(Collected data entries)

________

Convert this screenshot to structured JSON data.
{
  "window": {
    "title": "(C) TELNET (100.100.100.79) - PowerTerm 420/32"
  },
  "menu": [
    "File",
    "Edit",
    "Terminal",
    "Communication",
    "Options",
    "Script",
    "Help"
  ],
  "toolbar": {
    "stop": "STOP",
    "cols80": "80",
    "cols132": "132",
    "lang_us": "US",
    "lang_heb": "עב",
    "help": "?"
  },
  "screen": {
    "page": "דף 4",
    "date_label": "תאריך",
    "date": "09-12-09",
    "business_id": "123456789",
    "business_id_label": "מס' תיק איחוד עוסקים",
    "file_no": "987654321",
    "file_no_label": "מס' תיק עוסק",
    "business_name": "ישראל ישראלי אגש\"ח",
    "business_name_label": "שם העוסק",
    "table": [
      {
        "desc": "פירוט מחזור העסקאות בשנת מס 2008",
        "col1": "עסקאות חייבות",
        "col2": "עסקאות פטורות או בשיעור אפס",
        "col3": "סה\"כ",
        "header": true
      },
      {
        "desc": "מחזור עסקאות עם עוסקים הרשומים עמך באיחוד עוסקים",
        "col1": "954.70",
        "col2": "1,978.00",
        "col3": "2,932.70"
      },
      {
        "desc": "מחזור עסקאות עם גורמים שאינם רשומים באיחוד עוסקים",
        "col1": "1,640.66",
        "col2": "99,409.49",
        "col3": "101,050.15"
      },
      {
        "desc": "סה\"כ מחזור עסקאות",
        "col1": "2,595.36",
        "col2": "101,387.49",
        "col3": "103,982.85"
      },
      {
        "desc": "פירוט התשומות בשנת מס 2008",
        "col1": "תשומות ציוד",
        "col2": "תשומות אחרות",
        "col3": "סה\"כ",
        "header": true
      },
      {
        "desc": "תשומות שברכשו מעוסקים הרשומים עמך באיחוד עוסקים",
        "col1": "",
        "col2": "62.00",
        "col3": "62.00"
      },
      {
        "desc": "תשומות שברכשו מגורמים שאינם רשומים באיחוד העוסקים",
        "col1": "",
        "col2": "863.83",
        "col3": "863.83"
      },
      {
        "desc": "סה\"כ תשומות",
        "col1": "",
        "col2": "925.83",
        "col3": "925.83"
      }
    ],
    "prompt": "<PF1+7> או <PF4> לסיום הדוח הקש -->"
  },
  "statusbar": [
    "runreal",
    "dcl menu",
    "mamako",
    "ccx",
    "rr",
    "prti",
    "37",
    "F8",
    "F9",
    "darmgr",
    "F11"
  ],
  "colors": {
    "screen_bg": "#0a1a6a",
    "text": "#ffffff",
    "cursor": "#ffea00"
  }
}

________

**Aim of the task:** State how many lines of the listing hold the string "שאינם"; reply with the number and nothing else.

**Solution to this task:** 2